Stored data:
******************************
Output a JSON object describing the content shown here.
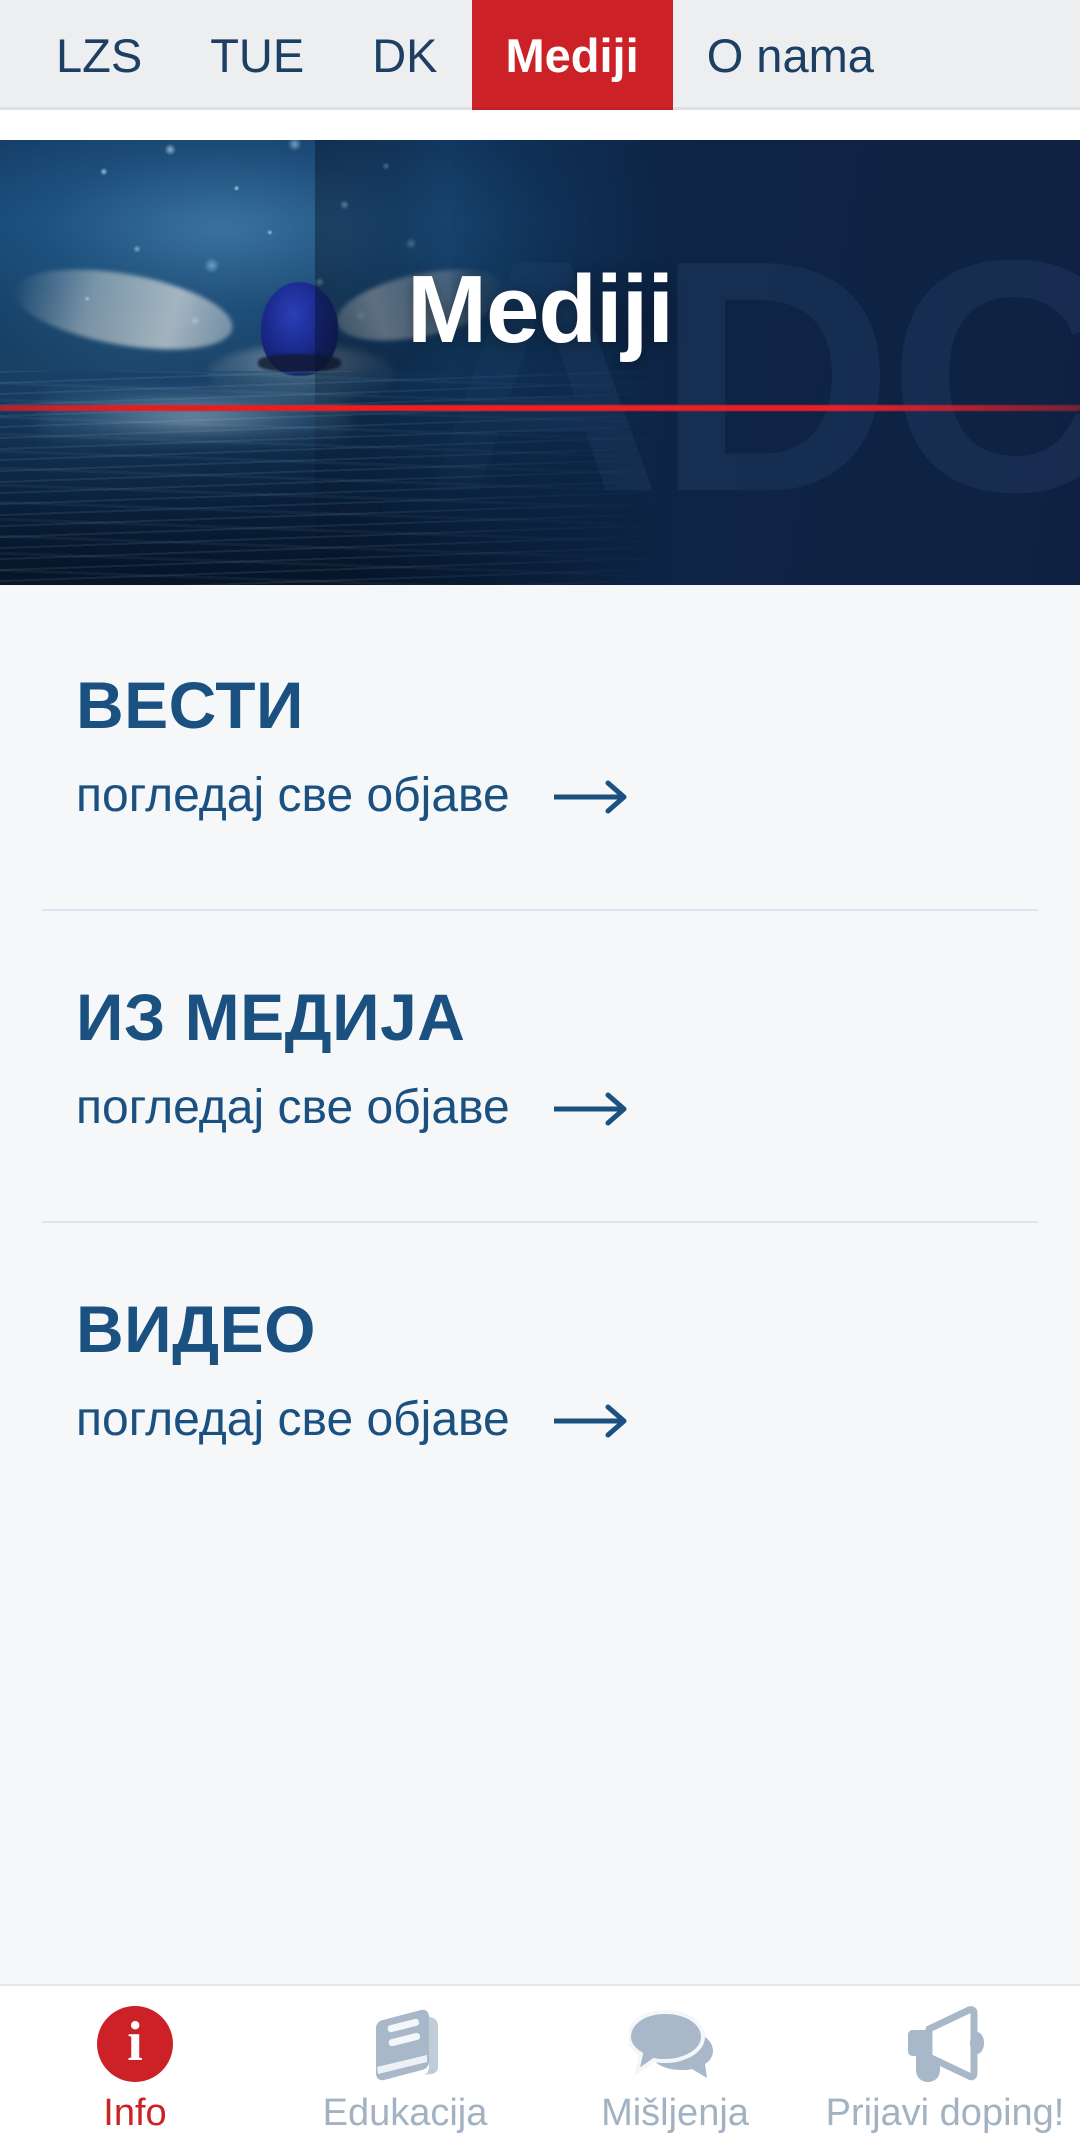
{
  "topnav": {
    "items": [
      {
        "label": "LZS",
        "active": false
      },
      {
        "label": "TUE",
        "active": false
      },
      {
        "label": "DK",
        "active": false
      },
      {
        "label": "Mediji",
        "active": true
      },
      {
        "label": "O nama",
        "active": false
      }
    ],
    "active_bg": "#cc2127",
    "text_color": "#1d3f63",
    "bar_bg": "#eceef0"
  },
  "hero": {
    "title": "Mediji",
    "watermark": "ADC",
    "accent_line_color": "#e11e23",
    "bg_color": "#0d2344",
    "image_alt": "swimmer-butterfly-stroke"
  },
  "sections": [
    {
      "title": "ВЕСТИ",
      "link_label": "погледај све објаве",
      "arrow": "⟶"
    },
    {
      "title": "ИЗ МЕДИЈА",
      "link_label": "погледај све објаве",
      "arrow": "⟶"
    },
    {
      "title": "ВИДЕО",
      "link_label": "погледај све објаве",
      "arrow": "⟶"
    }
  ],
  "theme": {
    "heading_color": "#1b5181",
    "link_color": "#1b5181",
    "page_bg": "#f5f7f9",
    "divider_color": "#dde7f1"
  },
  "tabbar": {
    "items": [
      {
        "label": "Info",
        "icon": "info-circle-icon",
        "active": true
      },
      {
        "label": "Edukacija",
        "icon": "book-icon",
        "active": false
      },
      {
        "label": "Mišljenja",
        "icon": "speech-bubbles-icon",
        "active": false
      },
      {
        "label": "Prijavi doping!",
        "icon": "megaphone-icon",
        "active": false
      }
    ],
    "info_glyph": "i",
    "active_color": "#cc2127",
    "inactive_color": "#a3b2c2"
  }
}
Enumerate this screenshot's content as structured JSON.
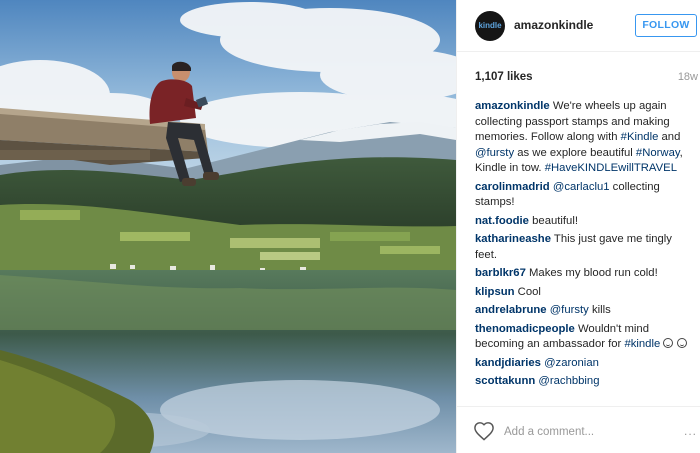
{
  "post": {
    "username": "amazonkindle",
    "avatar_text": "kindle",
    "follow_label": "FOLLOW",
    "likes": "1,107 likes",
    "time_ago": "18w"
  },
  "comments": [
    {
      "user": "amazonkindle",
      "parts": [
        {
          "t": " We're wheels up again collecting passport stamps and making memories. Follow along with "
        },
        {
          "t": "#Kindle",
          "tag": true
        },
        {
          "t": " and "
        },
        {
          "t": "@fursty",
          "tag": true
        },
        {
          "t": " as we explore beautiful "
        },
        {
          "t": "#Norway",
          "tag": true
        },
        {
          "t": ", Kindle in tow. "
        },
        {
          "t": "#HaveKINDLEwillTRAVEL",
          "tag": true
        }
      ]
    },
    {
      "user": "carolinmadrid",
      "parts": [
        {
          "t": " "
        },
        {
          "t": "@carlaclu1",
          "tag": true
        },
        {
          "t": " collecting stamps!"
        }
      ]
    },
    {
      "user": "nat.foodie",
      "parts": [
        {
          "t": " beautiful!"
        }
      ]
    },
    {
      "user": "katharineashe",
      "parts": [
        {
          "t": " This just gave me tingly feet."
        }
      ]
    },
    {
      "user": "barblkr67",
      "parts": [
        {
          "t": " Makes my blood run cold!"
        }
      ]
    },
    {
      "user": "klipsun",
      "parts": [
        {
          "t": " Cool"
        }
      ]
    },
    {
      "user": "andrelabrune",
      "parts": [
        {
          "t": " "
        },
        {
          "t": "@fursty",
          "tag": true
        },
        {
          "t": " kills"
        }
      ]
    },
    {
      "user": "thenomadicpeople",
      "parts": [
        {
          "t": " Wouldn't mind becoming an ambassador for "
        },
        {
          "t": "#kindle",
          "tag": true
        },
        {
          "t": " "
        },
        {
          "emoji": "smile-emoji"
        },
        {
          "t": " "
        },
        {
          "emoji": "smile-emoji"
        }
      ]
    },
    {
      "user": "kandjdiaries",
      "parts": [
        {
          "t": " "
        },
        {
          "t": "@zaronian",
          "tag": true
        }
      ]
    },
    {
      "user": "scottakunn",
      "parts": [
        {
          "t": " "
        },
        {
          "t": "@rachbbing",
          "tag": true
        }
      ]
    }
  ],
  "footer": {
    "comment_placeholder": "Add a comment...",
    "more_label": "..."
  },
  "icons": {
    "like": "heart-icon",
    "more": "more-options-icon"
  },
  "colors": {
    "link": "#003569",
    "follow": "#3897f0",
    "muted": "#999999"
  }
}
******************************
> _TASK DESCRIPTION_
Without the pictures, copy the material exactly as given.

> _FULL ANSWER_
Output a JSON object describing the content shown here.
{
  "topnav": {
    "items": [
      {
        "label": "LZS",
        "active": false
      },
      {
        "label": "TUE",
        "active": false
      },
      {
        "label": "DK",
        "active": false
      },
      {
        "label": "Mediji",
        "active": true
      },
      {
        "label": "O nama",
        "active": false
      }
    ],
    "active_bg": "#cc2127",
    "text_color": "#1d3f63",
    "bar_bg": "#eceef0"
  },
  "hero": {
    "title": "Mediji",
    "watermark": "ADC",
    "accent_line_color": "#e11e23",
    "bg_color": "#0d2344",
    "image_alt": "swimmer-butterfly-stroke"
  },
  "sections": [
    {
      "title": "ВЕСТИ",
      "link_label": "погледај све објаве",
      "arrow": "⟶"
    },
    {
      "title": "ИЗ МЕДИЈА",
      "link_label": "погледај све објаве",
      "arrow": "⟶"
    },
    {
      "title": "ВИДЕО",
      "link_label": "погледај све објаве",
      "arrow": "⟶"
    }
  ],
  "theme": {
    "heading_color": "#1b5181",
    "link_color": "#1b5181",
    "page_bg": "#f5f7f9",
    "divider_color": "#dde7f1"
  },
  "tabbar": {
    "items": [
      {
        "label": "Info",
        "icon": "info-circle-icon",
        "active": true
      },
      {
        "label": "Edukacija",
        "icon": "book-icon",
        "active": false
      },
      {
        "label": "Mišljenja",
        "icon": "speech-bubbles-icon",
        "active": false
      },
      {
        "label": "Prijavi doping!",
        "icon": "megaphone-icon",
        "active": false
      }
    ],
    "info_glyph": "i",
    "active_color": "#cc2127",
    "inactive_color": "#a3b2c2"
  }
}
Enumerate this screenshot's content as structured JSON.
{
  "post": {
    "username": "amazonkindle",
    "avatar_text": "kindle",
    "follow_label": "FOLLOW",
    "likes": "1,107 likes",
    "time_ago": "18w"
  },
  "comments": [
    {
      "user": "amazonkindle",
      "parts": [
        {
          "t": " We're wheels up again collecting passport stamps and making memories. Follow along with "
        },
        {
          "t": "#Kindle",
          "tag": true
        },
        {
          "t": " and "
        },
        {
          "t": "@fursty",
          "tag": true
        },
        {
          "t": " as we explore beautiful "
        },
        {
          "t": "#Norway",
          "tag": true
        },
        {
          "t": ", Kindle in tow. "
        },
        {
          "t": "#HaveKINDLEwillTRAVEL",
          "tag": true
        }
      ]
    },
    {
      "user": "carolinmadrid",
      "parts": [
        {
          "t": " "
        },
        {
          "t": "@carlaclu1",
          "tag": true
        },
        {
          "t": " collecting stamps!"
        }
      ]
    },
    {
      "user": "nat.foodie",
      "parts": [
        {
          "t": " beautiful!"
        }
      ]
    },
    {
      "user": "katharineashe",
      "parts": [
        {
          "t": " This just gave me tingly feet."
        }
      ]
    },
    {
      "user": "barblkr67",
      "parts": [
        {
          "t": " Makes my blood run cold!"
        }
      ]
    },
    {
      "user": "klipsun",
      "parts": [
        {
          "t": " Cool"
        }
      ]
    },
    {
      "user": "andrelabrune",
      "parts": [
        {
          "t": " "
        },
        {
          "t": "@fursty",
          "tag": true
        },
        {
          "t": " kills"
        }
      ]
    },
    {
      "user": "thenomadicpeople",
      "parts": [
        {
          "t": " Wouldn't mind becoming an ambassador for "
        },
        {
          "t": "#kindle",
          "tag": true
        },
        {
          "t": " "
        },
        {
          "emoji": "smile-emoji"
        },
        {
          "t": " "
        },
        {
          "emoji": "smile-emoji"
        }
      ]
    },
    {
      "user": "kandjdiaries",
      "parts": [
        {
          "t": " "
        },
        {
          "t": "@zaronian",
          "tag": true
        }
      ]
    },
    {
      "user": "scottakunn",
      "parts": [
        {
          "t": " "
        },
        {
          "t": "@rachbbing",
          "tag": true
        }
      ]
    }
  ],
  "footer": {
    "comment_placeholder": "Add a comment...",
    "more_label": "..."
  },
  "icons": {
    "like": "heart-icon",
    "more": "more-options-icon"
  },
  "colors": {
    "link": "#003569",
    "follow": "#3897f0",
    "muted": "#999999"
  }
}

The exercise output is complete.